Your instructions:
Report every line from the material that contains the word "termini".

Dataset records:
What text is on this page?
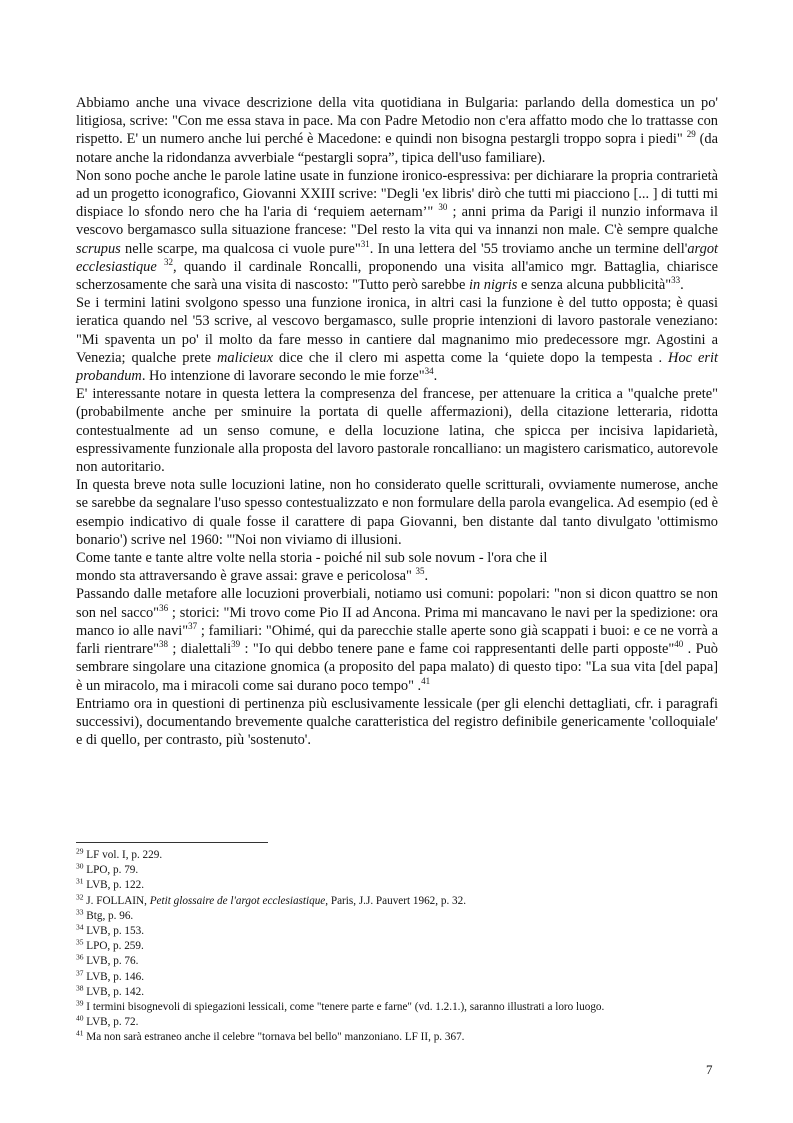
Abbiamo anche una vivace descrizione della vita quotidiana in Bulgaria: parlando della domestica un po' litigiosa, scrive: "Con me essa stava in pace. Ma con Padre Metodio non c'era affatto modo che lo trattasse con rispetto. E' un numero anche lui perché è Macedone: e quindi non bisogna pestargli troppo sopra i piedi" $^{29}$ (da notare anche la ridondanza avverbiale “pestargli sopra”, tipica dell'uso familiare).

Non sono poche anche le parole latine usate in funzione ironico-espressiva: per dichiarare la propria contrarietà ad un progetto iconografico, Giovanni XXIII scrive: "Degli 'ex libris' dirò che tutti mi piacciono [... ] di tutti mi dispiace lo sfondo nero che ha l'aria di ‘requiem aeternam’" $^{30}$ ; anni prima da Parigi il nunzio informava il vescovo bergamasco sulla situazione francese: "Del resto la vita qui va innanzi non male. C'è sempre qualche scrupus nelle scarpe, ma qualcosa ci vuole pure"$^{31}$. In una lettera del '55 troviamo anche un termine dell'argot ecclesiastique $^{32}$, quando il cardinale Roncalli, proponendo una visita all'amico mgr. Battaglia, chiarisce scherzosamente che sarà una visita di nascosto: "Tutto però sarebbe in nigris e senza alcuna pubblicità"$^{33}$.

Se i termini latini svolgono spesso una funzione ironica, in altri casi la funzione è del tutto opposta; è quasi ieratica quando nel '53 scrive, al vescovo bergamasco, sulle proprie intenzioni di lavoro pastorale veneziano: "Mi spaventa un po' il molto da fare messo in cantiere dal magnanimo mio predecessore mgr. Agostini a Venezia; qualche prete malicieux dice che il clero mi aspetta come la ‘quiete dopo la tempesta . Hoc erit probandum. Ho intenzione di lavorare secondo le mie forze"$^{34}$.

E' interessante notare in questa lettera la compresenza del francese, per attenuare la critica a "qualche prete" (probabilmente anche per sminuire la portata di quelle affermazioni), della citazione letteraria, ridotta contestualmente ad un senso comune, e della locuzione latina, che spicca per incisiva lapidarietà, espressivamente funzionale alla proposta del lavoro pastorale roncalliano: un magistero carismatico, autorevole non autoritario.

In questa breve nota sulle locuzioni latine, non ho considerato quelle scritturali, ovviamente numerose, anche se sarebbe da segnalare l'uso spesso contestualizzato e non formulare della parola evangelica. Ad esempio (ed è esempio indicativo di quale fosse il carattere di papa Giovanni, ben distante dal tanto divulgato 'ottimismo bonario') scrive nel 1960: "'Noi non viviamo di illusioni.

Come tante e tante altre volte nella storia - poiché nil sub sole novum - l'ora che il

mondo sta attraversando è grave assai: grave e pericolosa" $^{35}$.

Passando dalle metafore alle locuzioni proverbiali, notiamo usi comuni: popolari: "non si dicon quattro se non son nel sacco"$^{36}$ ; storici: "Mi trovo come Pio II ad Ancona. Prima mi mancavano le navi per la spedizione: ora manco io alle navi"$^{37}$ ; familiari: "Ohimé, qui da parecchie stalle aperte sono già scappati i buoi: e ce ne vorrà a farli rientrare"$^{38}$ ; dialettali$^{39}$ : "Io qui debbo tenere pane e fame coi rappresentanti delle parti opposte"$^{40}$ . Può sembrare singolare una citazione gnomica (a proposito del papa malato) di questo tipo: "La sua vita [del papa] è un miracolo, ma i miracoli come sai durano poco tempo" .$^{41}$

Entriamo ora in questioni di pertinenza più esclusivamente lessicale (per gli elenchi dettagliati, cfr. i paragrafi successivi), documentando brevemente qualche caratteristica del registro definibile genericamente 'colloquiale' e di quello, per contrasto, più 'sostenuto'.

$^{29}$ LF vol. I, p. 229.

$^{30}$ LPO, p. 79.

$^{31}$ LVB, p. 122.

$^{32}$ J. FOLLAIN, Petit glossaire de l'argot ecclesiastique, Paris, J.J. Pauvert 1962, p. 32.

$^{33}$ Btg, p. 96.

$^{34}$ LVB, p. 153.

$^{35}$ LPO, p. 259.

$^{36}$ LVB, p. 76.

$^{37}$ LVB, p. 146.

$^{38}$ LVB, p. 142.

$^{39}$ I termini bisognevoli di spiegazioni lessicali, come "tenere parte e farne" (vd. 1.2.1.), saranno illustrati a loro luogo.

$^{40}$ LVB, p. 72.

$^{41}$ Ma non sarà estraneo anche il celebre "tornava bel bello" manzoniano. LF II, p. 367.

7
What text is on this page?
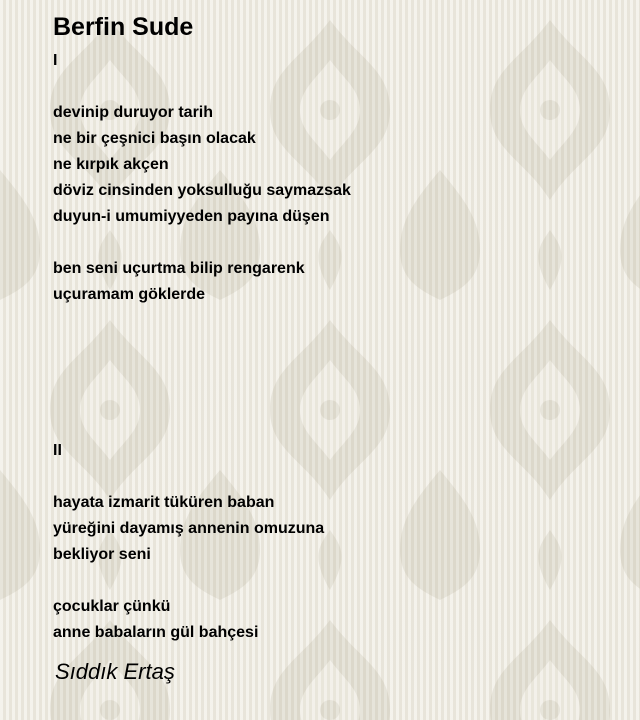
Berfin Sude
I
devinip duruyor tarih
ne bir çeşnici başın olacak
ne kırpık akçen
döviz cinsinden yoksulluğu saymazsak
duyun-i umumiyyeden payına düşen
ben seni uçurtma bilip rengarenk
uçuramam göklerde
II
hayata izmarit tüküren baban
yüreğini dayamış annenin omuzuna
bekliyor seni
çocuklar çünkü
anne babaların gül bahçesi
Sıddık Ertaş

Result:
Se i termini latini svolgono spesso una funzione ironica, in altri casi la funzione è del tutto opposta; è quasi ieratica quando nel '53 scrive, al vescovo bergamasco, sulle proprie intenzioni di lavoro pastorale veneziano: "Mi spaventa un po' il molto da fare messo in cantiere dal magnanimo mio predecessore mgr. Agostini a Venezia; qualche prete malicieux dice che il clero mi aspetta come la ‘quiete dopo la tempesta . Hoc erit probandum. Ho intenzione di lavorare secondo le mie forze"$^{34}$.
$^{39}$ I termini bisognevoli di spiegazioni lessicali, come "tenere parte e farne" (vd. 1.2.1.), saranno illustrati a loro luogo.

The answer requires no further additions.